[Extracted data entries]
═══

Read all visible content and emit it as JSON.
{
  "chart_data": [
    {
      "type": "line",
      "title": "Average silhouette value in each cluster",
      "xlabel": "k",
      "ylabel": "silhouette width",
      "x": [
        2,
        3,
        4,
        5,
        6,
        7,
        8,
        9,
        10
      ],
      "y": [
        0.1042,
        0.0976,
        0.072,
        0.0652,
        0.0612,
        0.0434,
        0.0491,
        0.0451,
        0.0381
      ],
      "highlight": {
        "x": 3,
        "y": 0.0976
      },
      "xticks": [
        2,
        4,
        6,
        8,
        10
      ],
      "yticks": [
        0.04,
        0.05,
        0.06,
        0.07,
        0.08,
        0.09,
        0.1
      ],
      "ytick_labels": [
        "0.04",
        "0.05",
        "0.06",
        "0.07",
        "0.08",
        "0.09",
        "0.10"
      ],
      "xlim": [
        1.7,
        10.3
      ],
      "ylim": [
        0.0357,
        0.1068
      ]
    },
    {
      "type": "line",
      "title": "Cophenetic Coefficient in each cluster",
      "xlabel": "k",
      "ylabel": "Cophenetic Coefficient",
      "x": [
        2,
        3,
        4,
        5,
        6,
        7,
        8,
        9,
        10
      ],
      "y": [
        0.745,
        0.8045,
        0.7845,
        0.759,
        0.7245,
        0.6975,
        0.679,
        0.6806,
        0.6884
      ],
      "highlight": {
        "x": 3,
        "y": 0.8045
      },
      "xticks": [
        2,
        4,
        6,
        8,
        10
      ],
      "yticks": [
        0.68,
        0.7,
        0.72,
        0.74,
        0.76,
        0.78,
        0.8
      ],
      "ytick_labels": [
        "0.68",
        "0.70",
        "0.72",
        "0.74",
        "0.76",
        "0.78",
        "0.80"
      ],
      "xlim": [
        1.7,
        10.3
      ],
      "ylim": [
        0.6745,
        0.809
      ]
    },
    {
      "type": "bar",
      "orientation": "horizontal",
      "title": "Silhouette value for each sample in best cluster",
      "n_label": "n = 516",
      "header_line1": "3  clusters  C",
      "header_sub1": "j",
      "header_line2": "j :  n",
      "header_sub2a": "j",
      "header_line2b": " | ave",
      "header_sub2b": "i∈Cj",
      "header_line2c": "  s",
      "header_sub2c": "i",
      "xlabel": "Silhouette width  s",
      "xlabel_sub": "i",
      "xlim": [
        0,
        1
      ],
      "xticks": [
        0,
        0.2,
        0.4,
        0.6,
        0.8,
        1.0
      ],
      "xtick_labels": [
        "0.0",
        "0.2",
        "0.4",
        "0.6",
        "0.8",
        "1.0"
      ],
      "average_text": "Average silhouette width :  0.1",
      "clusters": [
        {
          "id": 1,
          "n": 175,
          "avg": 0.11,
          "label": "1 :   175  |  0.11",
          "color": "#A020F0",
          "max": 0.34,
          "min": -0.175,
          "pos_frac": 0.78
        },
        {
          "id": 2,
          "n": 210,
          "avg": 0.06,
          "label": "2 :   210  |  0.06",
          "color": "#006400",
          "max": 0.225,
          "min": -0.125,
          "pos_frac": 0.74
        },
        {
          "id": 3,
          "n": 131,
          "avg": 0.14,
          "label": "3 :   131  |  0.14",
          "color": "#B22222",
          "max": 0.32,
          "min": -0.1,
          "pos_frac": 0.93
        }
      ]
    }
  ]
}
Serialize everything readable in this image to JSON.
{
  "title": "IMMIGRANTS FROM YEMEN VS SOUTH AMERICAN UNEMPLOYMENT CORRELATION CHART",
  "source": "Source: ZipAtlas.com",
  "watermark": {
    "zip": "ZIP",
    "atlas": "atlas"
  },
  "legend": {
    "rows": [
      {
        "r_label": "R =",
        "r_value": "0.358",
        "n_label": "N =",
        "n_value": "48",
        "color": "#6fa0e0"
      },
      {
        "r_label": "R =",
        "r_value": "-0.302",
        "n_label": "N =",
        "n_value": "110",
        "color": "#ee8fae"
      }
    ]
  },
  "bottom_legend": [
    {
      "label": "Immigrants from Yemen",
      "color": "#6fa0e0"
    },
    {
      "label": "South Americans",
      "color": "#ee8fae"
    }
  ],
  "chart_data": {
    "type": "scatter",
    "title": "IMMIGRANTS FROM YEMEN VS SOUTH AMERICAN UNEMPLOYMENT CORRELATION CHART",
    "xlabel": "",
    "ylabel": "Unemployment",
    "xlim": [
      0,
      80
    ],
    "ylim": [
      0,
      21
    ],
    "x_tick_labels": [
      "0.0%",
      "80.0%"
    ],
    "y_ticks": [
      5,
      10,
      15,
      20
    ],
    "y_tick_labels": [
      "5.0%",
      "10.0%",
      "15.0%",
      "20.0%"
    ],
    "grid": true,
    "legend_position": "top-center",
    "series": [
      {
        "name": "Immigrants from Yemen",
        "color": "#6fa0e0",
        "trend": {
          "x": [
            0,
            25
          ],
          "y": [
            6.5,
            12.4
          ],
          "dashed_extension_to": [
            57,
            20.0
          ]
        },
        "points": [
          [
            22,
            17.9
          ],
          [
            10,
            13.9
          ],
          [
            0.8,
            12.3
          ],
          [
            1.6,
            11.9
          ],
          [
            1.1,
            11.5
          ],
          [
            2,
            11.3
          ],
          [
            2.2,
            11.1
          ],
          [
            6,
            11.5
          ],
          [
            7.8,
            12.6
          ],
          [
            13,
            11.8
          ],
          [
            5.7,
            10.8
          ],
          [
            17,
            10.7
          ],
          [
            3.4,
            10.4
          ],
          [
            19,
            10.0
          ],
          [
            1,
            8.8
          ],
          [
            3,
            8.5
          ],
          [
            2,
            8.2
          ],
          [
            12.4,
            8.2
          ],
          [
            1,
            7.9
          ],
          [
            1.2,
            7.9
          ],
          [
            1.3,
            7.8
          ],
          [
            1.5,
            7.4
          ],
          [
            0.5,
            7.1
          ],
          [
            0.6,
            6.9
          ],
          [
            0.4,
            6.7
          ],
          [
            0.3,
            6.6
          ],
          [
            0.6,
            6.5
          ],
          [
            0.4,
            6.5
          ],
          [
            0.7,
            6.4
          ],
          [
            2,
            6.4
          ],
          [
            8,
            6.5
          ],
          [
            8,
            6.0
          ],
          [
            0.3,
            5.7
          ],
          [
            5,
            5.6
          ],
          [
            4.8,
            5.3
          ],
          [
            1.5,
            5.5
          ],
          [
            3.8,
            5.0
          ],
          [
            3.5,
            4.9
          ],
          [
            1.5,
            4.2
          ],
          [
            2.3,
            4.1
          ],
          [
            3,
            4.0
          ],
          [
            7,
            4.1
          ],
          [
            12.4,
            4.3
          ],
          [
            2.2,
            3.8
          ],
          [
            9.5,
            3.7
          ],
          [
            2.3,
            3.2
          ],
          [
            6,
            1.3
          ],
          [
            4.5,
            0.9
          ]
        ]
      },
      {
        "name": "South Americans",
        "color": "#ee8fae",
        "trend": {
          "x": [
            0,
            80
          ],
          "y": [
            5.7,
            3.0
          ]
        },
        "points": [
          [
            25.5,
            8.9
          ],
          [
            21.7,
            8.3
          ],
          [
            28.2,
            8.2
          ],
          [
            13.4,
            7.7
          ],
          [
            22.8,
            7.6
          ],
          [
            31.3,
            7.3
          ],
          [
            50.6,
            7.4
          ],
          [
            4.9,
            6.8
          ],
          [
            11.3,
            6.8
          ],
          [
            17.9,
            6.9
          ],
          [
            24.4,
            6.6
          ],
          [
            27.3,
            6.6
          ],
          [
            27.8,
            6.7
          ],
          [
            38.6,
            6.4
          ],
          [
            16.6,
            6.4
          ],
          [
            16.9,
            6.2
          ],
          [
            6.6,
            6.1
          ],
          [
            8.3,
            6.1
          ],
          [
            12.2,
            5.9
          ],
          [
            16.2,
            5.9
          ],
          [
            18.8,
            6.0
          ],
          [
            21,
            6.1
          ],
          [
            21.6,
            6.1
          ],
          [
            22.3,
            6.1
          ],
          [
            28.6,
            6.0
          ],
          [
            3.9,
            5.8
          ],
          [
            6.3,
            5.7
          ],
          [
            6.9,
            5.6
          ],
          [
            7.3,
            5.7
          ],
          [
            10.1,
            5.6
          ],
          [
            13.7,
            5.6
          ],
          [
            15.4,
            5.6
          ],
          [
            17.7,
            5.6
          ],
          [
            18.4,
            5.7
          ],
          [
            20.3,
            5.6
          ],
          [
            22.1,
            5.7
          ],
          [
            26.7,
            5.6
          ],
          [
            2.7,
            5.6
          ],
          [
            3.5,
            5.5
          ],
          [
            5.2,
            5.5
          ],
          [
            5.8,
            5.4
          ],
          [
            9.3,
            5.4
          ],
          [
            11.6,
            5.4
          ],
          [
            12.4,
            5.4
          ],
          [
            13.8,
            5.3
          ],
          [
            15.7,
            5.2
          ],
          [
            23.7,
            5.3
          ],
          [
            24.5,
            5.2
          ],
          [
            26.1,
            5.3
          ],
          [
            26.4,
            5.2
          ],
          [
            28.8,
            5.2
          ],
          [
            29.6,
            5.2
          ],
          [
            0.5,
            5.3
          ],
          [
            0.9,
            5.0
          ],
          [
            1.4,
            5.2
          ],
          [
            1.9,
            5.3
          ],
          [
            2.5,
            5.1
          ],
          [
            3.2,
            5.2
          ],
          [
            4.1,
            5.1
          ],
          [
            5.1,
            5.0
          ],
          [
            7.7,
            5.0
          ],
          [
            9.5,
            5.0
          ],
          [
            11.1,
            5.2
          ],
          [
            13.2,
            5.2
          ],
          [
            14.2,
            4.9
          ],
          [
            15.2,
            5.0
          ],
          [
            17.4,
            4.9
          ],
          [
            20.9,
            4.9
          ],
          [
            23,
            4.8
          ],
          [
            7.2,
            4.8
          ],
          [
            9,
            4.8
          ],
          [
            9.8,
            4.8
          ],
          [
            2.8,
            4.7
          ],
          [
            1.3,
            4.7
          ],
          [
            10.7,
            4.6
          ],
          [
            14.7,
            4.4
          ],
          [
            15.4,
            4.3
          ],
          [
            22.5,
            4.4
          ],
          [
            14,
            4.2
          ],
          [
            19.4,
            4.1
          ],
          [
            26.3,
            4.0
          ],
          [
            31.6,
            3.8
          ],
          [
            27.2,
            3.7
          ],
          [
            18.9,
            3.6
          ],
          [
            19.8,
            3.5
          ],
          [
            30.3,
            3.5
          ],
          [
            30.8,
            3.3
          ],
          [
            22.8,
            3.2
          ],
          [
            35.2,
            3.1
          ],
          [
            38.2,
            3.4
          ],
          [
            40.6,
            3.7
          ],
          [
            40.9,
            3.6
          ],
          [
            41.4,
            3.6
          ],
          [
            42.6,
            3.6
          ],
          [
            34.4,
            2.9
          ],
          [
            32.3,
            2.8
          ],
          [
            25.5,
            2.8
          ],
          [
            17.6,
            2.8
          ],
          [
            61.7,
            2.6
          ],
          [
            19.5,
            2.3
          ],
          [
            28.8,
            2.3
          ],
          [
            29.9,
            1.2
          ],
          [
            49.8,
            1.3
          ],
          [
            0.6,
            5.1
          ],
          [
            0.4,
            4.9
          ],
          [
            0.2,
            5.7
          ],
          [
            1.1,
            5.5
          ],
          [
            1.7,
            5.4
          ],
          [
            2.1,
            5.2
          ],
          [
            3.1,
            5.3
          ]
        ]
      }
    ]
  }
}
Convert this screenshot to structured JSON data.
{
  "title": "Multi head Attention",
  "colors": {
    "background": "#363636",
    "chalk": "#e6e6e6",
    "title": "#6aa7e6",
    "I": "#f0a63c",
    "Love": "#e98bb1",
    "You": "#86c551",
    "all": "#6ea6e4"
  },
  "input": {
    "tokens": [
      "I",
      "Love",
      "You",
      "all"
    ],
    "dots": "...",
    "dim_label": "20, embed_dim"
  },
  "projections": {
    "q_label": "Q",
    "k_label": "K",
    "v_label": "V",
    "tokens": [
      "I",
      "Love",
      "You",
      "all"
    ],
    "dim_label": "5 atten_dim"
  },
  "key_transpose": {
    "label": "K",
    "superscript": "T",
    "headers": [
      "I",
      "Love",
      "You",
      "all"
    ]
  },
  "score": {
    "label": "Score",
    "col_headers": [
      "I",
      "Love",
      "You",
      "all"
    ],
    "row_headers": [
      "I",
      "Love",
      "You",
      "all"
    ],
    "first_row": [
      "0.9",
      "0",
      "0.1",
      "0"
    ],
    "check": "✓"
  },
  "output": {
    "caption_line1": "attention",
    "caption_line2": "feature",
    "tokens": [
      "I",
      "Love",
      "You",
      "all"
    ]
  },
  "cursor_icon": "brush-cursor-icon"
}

═══

Instructions for the task:
Pull out every line of the records that includes the string "Average".

Result:
      "title": "Average silhouette value in each cluster",
      "average_text": "Average silhouette width :  0.1",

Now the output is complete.